**REQUIRED WORK:** Please write out the complete listing that follows, exactly as it reads.

start RECORDS TO USE

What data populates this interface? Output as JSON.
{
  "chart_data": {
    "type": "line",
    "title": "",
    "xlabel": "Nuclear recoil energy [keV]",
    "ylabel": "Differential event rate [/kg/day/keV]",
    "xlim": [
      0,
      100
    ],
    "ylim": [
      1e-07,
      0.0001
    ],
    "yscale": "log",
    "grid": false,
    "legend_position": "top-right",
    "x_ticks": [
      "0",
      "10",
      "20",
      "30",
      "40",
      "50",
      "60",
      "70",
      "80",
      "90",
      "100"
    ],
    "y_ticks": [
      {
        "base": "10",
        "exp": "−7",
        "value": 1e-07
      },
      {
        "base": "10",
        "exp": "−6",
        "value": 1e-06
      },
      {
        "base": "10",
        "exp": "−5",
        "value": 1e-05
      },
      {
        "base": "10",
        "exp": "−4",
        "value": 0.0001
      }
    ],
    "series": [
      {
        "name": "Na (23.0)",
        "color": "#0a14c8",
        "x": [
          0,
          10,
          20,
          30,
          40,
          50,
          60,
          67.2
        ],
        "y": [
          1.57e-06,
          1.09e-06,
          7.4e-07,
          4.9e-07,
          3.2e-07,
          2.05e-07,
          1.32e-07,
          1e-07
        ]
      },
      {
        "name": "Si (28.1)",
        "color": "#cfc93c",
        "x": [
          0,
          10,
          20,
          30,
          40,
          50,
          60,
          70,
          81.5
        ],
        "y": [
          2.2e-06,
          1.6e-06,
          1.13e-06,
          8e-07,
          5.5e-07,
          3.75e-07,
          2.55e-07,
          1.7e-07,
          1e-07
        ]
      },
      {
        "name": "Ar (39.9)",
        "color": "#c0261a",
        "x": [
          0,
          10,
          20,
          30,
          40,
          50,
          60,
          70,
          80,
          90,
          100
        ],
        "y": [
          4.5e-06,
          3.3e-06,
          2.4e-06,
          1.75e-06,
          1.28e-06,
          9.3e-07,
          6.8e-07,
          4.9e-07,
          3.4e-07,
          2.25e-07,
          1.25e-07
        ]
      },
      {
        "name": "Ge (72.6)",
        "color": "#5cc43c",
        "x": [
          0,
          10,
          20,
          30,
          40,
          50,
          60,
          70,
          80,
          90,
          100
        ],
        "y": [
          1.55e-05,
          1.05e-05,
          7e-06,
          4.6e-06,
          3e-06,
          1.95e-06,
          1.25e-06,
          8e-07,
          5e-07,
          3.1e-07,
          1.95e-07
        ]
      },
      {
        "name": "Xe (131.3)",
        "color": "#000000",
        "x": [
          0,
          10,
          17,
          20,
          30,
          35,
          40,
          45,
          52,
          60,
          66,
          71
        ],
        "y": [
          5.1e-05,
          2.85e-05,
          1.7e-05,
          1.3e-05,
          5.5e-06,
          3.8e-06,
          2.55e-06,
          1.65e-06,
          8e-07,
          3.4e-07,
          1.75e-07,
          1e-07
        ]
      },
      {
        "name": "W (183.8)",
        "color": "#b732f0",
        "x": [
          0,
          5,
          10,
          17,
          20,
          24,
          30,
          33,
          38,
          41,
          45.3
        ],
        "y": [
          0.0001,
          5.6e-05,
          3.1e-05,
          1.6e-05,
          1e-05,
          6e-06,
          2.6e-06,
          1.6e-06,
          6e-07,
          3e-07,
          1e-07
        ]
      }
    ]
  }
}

end RECORDS TO USE

**RESPONSE TO THIS TASK:**
What data populates this interface? Output as JSON.
{
  "chart_data": {
    "type": "line",
    "title": "",
    "xlabel": "Nuclear recoil energy [keV]",
    "ylabel": "Differential event rate [/kg/day/keV]",
    "xlim": [
      0,
      100
    ],
    "ylim": [
      1e-07,
      0.0001
    ],
    "yscale": "log",
    "grid": false,
    "legend_position": "top-right",
    "x_ticks": [
      "0",
      "10",
      "20",
      "30",
      "40",
      "50",
      "60",
      "70",
      "80",
      "90",
      "100"
    ],
    "y_ticks": [
      {
        "base": "10",
        "exp": "−7",
        "value": 1e-07
      },
      {
        "base": "10",
        "exp": "−6",
        "value": 1e-06
      },
      {
        "base": "10",
        "exp": "−5",
        "value": 1e-05
      },
      {
        "base": "10",
        "exp": "−4",
        "value": 0.0001
      }
    ],
    "series": [
      {
        "name": "Na (23.0)",
        "color": "#0a14c8",
        "x": [
          0,
          10,
          20,
          30,
          40,
          50,
          60,
          67.2
        ],
        "y": [
          1.57e-06,
          1.09e-06,
          7.4e-07,
          4.9e-07,
          3.2e-07,
          2.05e-07,
          1.32e-07,
          1e-07
        ]
      },
      {
        "name": "Si (28.1)",
        "color": "#cfc93c",
        "x": [
          0,
          10,
          20,
          30,
          40,
          50,
          60,
          70,
          81.5
        ],
        "y": [
          2.2e-06,
          1.6e-06,
          1.13e-06,
          8e-07,
          5.5e-07,
          3.75e-07,
          2.55e-07,
          1.7e-07,
          1e-07
        ]
      },
      {
        "name": "Ar (39.9)",
        "color": "#c0261a",
        "x": [
          0,
          10,
          20,
          30,
          40,
          50,
          60,
          70,
          80,
          90,
          100
        ],
        "y": [
          4.5e-06,
          3.3e-06,
          2.4e-06,
          1.75e-06,
          1.28e-06,
          9.3e-07,
          6.8e-07,
          4.9e-07,
          3.4e-07,
          2.25e-07,
          1.25e-07
        ]
      },
      {
        "name": "Ge (72.6)",
        "color": "#5cc43c",
        "x": [
          0,
          10,
          20,
          30,
          40,
          50,
          60,
          70,
          80,
          90,
          100
        ],
        "y": [
          1.55e-05,
          1.05e-05,
          7e-06,
          4.6e-06,
          3e-06,
          1.95e-06,
          1.25e-06,
          8e-07,
          5e-07,
          3.1e-07,
          1.95e-07
        ]
      },
      {
        "name": "Xe (131.3)",
        "color": "#000000",
        "x": [
          0,
          10,
          17,
          20,
          30,
          35,
          40,
          45,
          52,
          60,
          66,
          71
        ],
        "y": [
          5.1e-05,
          2.85e-05,
          1.7e-05,
          1.3e-05,
          5.5e-06,
          3.8e-06,
          2.55e-06,
          1.65e-06,
          8e-07,
          3.4e-07,
          1.75e-07,
          1e-07
        ]
      },
      {
        "name": "W (183.8)",
        "color": "#b732f0",
        "x": [
          0,
          5,
          10,
          17,
          20,
          24,
          30,
          33,
          38,
          41,
          45.3
        ],
        "y": [
          0.0001,
          5.6e-05,
          3.1e-05,
          1.6e-05,
          1e-05,
          6e-06,
          2.6e-06,
          1.6e-06,
          6e-07,
          3e-07,
          1e-07
        ]
      }
    ]
  }
}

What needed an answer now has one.